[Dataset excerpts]
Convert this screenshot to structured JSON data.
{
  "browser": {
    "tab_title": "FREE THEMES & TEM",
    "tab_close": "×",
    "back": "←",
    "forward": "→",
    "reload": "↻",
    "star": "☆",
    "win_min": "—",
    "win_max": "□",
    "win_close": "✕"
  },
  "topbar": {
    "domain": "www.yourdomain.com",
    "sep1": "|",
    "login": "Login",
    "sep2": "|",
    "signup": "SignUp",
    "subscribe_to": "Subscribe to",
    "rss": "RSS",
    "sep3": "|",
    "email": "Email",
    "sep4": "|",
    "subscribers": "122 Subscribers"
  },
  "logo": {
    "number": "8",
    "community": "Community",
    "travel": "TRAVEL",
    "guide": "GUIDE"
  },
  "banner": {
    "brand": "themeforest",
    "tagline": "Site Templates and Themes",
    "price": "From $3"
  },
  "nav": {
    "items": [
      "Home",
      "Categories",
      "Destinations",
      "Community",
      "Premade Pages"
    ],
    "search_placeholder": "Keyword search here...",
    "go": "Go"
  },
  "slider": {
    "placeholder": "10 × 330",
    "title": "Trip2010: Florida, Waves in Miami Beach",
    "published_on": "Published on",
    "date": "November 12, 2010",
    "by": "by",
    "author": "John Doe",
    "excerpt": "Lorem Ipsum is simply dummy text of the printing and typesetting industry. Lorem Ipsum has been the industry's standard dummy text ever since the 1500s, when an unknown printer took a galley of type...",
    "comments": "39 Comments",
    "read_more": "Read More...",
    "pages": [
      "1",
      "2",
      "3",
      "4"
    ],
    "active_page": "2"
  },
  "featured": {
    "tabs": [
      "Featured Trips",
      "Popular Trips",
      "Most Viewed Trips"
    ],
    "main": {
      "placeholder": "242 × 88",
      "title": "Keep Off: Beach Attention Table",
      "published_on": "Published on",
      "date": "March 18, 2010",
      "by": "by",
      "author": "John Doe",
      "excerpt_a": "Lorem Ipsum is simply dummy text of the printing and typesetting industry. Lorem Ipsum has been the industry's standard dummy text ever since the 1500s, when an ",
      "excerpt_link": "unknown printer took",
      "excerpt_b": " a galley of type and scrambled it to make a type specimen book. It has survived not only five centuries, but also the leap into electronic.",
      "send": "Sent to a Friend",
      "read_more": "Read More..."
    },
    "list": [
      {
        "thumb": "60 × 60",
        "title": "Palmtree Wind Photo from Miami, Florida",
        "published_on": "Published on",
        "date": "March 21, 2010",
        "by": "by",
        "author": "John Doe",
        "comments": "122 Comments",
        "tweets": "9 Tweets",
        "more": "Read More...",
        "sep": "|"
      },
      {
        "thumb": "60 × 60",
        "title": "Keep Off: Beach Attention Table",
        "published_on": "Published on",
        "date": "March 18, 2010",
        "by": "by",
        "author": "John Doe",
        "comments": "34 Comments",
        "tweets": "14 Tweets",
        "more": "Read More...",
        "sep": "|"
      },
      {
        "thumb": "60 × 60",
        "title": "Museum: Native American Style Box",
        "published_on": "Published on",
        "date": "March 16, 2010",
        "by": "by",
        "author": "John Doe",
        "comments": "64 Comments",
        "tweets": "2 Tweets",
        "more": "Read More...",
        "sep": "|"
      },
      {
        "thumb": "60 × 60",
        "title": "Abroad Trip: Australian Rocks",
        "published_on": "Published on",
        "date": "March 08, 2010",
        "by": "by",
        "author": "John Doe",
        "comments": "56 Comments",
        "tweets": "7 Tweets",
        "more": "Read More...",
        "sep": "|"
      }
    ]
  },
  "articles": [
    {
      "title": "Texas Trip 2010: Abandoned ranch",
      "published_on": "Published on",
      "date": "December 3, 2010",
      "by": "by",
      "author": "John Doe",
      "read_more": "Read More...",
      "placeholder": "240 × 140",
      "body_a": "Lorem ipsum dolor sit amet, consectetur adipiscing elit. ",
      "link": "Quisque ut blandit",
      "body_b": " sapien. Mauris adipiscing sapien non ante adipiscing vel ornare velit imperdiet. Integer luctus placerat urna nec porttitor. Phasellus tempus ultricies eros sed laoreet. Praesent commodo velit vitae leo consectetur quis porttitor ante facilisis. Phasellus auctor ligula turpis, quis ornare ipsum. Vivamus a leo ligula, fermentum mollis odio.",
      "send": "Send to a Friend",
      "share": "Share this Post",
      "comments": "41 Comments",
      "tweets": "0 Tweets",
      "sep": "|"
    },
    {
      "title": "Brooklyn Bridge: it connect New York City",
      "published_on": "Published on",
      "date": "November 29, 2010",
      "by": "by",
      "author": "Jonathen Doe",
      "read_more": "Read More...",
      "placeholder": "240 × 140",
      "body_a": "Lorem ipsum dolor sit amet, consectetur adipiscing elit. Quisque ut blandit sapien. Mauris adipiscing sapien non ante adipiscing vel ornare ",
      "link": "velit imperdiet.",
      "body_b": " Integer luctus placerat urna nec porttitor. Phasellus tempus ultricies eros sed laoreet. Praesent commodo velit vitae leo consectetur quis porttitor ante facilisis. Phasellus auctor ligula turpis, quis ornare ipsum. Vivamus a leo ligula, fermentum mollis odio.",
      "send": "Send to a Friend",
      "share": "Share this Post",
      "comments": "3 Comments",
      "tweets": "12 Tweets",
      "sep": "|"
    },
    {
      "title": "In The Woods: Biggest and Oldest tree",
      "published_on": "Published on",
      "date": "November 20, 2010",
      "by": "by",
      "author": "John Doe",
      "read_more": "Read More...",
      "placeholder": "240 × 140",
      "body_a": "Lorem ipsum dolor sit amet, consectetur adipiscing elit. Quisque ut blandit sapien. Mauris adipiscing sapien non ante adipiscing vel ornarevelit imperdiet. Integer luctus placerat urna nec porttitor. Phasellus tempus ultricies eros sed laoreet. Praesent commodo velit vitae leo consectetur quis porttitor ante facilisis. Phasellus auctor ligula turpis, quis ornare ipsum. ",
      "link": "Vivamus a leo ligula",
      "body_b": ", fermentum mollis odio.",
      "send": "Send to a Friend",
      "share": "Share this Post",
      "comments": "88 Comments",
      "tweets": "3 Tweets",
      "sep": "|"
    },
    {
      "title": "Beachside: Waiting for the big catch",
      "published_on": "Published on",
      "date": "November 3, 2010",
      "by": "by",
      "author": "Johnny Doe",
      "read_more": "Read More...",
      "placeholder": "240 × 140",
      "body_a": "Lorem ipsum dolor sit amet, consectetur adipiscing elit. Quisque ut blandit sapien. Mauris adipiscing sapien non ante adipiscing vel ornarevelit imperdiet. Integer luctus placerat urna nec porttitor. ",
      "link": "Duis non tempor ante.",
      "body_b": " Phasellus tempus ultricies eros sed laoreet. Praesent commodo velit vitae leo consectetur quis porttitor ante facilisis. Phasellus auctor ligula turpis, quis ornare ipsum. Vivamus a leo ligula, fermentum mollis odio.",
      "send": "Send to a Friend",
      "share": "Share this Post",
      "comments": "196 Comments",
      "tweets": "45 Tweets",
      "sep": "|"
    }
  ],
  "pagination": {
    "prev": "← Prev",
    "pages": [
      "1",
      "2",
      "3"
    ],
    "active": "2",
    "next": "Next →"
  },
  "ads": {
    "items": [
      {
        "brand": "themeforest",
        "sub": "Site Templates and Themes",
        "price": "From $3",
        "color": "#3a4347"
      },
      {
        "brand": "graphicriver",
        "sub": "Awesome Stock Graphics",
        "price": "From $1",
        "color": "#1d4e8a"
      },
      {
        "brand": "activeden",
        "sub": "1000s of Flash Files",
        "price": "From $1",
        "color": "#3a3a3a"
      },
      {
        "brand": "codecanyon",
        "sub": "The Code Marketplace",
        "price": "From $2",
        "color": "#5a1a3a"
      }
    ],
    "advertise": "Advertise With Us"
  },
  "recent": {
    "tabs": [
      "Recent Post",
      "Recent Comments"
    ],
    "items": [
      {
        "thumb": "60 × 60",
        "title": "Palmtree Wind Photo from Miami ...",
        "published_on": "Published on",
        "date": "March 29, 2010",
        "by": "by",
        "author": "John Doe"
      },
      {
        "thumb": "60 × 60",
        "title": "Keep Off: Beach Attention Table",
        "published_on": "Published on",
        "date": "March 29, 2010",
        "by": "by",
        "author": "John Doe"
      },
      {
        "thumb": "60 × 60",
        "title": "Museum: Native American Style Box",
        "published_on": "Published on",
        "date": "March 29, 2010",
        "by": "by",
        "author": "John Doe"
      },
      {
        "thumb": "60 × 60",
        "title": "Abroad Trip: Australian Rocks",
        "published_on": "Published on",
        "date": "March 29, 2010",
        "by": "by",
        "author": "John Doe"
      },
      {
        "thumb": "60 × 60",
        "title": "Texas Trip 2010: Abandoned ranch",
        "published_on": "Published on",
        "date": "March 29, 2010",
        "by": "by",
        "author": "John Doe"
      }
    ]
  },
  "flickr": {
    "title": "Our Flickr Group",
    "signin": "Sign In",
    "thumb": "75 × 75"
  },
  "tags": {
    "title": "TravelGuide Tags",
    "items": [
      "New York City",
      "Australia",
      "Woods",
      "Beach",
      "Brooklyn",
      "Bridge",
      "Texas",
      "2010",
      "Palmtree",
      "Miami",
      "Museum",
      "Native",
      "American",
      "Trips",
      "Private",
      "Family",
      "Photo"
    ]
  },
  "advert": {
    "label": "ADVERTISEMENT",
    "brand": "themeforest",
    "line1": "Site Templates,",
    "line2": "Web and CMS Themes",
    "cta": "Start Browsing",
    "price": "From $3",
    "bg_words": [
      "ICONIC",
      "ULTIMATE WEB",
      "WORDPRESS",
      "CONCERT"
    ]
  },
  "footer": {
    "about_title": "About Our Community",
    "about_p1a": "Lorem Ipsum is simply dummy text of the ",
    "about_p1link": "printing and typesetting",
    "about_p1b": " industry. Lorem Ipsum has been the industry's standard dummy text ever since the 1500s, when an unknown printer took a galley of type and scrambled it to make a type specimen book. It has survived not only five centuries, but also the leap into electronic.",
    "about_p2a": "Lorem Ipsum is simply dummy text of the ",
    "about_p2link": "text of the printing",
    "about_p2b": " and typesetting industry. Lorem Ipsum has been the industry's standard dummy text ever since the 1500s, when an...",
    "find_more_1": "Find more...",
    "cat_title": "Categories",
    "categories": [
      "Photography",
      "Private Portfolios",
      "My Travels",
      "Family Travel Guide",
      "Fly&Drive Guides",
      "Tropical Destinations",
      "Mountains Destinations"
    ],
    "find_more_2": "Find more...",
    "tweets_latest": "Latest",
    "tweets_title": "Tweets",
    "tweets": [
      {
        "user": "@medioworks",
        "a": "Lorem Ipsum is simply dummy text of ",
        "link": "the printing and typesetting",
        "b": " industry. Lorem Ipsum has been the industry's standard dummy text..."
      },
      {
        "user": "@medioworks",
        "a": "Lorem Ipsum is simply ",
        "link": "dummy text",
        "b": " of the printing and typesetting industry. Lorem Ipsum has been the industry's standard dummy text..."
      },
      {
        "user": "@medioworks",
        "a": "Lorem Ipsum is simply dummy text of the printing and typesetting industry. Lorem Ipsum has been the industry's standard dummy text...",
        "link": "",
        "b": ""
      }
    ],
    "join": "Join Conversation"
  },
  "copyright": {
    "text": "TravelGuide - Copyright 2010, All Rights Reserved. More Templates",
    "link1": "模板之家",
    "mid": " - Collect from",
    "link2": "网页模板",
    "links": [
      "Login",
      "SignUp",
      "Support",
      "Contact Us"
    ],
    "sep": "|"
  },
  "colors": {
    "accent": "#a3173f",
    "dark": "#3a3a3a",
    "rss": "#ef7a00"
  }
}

## Exercise requirements
List every line above that holds the word "into".

## Solved exercise
      "excerpt_b": " a galley of type and scrambled it to make a type specimen book. It has survived not only five centuries, but also the leap into electronic.",
    "about_p1b": " industry. Lorem Ipsum has been the industry's standard dummy text ever since the 1500s, when an unknown printer took a galley of type and scrambled it to make a type specimen book. It has survived not only five centuries, but also the leap into electronic.",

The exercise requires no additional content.